Dataset items
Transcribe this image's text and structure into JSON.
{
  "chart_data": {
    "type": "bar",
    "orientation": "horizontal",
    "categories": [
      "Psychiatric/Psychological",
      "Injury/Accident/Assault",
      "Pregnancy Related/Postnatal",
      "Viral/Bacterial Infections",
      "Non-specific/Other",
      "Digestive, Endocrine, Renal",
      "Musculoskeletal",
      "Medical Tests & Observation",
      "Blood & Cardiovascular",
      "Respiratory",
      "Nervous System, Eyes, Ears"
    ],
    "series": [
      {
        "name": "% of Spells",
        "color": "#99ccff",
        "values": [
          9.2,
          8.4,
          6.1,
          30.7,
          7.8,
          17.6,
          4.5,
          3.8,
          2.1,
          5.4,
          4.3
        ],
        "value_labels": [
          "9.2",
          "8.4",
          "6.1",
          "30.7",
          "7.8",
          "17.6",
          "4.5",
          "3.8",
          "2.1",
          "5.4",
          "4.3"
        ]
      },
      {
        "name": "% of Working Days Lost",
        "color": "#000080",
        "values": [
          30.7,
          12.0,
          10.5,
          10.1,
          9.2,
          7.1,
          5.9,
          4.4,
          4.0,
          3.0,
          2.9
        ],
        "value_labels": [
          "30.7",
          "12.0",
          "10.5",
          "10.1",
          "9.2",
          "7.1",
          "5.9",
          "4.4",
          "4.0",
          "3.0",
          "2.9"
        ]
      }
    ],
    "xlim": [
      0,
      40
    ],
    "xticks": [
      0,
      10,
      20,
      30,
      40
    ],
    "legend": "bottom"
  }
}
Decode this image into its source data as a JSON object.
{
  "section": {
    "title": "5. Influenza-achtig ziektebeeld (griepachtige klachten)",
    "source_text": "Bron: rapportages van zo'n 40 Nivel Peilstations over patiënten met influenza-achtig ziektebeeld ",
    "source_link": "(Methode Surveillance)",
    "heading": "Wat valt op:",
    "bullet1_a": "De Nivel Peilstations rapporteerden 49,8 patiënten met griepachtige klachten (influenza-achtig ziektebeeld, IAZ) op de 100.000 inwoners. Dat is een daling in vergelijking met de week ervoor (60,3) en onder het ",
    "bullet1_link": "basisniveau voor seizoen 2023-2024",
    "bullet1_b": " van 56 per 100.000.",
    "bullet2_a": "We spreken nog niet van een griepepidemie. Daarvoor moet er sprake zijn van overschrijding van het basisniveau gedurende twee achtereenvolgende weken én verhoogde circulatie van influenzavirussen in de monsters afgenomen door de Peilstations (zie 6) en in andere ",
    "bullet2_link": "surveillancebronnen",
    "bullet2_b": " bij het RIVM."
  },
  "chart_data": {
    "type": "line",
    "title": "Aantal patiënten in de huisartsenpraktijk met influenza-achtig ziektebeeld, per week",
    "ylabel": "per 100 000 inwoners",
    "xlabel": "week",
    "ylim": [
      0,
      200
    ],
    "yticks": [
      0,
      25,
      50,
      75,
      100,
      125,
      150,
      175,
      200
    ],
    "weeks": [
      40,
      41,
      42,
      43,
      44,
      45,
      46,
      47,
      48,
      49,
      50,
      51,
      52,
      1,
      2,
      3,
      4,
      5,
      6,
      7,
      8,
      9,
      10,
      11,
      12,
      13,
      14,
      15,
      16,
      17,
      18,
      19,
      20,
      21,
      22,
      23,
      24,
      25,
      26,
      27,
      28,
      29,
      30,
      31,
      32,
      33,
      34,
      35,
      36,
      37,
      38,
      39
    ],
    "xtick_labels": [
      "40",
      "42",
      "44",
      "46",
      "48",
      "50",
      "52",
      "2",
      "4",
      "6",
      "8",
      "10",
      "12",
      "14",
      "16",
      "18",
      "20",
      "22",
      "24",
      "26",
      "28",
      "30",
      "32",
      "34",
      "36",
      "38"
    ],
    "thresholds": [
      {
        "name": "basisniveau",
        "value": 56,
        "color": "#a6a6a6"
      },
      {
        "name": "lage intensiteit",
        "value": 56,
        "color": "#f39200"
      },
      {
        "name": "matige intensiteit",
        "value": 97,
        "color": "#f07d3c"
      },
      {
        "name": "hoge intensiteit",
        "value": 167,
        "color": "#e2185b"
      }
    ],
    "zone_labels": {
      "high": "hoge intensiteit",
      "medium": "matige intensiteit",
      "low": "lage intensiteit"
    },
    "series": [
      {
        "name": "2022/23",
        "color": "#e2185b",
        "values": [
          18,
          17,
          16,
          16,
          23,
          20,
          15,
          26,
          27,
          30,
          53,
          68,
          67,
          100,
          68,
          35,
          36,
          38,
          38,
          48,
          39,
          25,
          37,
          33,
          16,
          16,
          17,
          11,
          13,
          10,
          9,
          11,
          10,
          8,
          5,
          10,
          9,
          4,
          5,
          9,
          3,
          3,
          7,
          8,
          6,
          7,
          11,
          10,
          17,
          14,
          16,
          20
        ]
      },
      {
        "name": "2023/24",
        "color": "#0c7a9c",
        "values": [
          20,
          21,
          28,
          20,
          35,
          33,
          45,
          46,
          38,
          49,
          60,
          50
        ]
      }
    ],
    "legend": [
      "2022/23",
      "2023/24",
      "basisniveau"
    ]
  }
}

YOUR OBJECTIVE => Return every line from the entries above that includes the word "hoge".

RESULT =>
        "name": "hoge intensiteit",
      "high": "hoge intensiteit",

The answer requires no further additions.